_WHAT YOU NEED TO DO_.
A) Answer these from the blog post on the 0.00125 significance level:
(i) For what indication did Nuvelo develop its clot-busting product?
(ii) What did Nuvelo plan about its pivotal trials that led it to agree with FDA on the 0.00125 threshold?
(iii) For which drug was the FDA NDA Statistical Review written that the post draws its contexts from?
B) Write the next part of the blog post on the 0.00125 significance level, following on from its last sentence.

Saturday, January 23, 2010

Significant level of 0.00125

Recently, I found some materials related to a lawsuit against the Nuvelo Pharmaceuticals – a company who used to develop a clot-busting product in the indication of occluded central venous catheter. It is very interesting to see quite some arguments about the study design and the significance of a p-value. Since Nuvelo planned to conduct only one pivotal trial (instead of two), they had agreed with FDA to use an extraordinarily high threshold (0.00125). This stringent p-value required for a single pivotal trial, less than 0.00125, was not met and the development program was eventually terminated. The issue is that such a stringent p-value was not communicated to the investment community upfront – one of the reasons for the lawsuit.

There are scientific basis for this extraordinarily high significant level (0.00125). Here are the contexts extracted from one of the FDA’s NDA Statistical Review for United Therapeutics Corporation Drug: UniprostTM (treprostinol sodium) for pulmonary arterial hypertension.

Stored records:
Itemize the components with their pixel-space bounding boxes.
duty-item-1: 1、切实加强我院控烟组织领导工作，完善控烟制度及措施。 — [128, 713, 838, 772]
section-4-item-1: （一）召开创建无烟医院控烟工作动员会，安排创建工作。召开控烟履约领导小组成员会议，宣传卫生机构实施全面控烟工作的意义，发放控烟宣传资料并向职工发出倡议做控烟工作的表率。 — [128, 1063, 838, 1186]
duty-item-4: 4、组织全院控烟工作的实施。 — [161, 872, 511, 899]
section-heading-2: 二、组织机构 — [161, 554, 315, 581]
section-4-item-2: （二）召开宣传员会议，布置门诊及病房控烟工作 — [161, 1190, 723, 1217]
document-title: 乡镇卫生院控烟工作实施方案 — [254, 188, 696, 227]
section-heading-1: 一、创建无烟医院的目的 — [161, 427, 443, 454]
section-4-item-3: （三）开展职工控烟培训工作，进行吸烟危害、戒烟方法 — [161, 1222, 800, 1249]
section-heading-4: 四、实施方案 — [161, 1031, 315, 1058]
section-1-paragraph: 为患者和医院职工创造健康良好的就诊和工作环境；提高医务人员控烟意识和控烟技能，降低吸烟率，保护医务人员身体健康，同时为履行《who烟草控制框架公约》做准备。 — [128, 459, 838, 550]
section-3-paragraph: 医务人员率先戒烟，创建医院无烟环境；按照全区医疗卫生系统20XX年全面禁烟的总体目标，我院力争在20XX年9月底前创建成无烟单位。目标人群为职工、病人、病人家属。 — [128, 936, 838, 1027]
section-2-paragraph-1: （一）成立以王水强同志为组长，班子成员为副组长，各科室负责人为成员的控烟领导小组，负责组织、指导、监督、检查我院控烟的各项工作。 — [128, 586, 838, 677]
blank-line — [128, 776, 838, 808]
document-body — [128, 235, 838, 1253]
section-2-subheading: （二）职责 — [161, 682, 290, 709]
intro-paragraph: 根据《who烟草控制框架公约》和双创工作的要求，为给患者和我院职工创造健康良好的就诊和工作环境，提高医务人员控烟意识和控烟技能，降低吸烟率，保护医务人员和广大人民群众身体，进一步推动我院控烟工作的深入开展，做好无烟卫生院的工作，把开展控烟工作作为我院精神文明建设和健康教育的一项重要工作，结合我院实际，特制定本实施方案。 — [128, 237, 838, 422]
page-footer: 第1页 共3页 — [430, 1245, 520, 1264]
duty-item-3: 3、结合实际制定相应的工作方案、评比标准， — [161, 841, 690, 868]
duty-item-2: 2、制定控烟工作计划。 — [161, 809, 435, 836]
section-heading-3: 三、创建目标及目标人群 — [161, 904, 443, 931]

_RESULTS BY TASK_.
A)
(i) Occluded central venous catheter.
(ii) It planned to conduct only one pivotal trial instead of two.
(iii) Uniprost (treprostinol sodium) for pulmonary arterial hypertension, from United Therapeutics Corporation.

B)
“...A more important issue is the overall Type I error rate for the proposed analysis in this submission. First, consider the traditional standard for approval at the FDA based on two confirmatory trials. Even if the efficacy of a treatment is shown convincingly in one study, the agency likes to see replication in a second study because we will then be in a better position to infer that the results generalize to the entire population of patients with the disease. The overall Type I error rate (or false positive rate) is the chance that both studies will have a p-value less than 0.05 and the results of both studies are in the same direction. If the treatment effects in the two studies are identically 0, then the chance that both p-values will be less than 0.05 and both treatment effects are in the same direction is 0.001251. For this reason, the Division of Cardio-Renal Drugs has often advised sponsors that one study with a p-value less than 0.00125 may be sufficient for approval…”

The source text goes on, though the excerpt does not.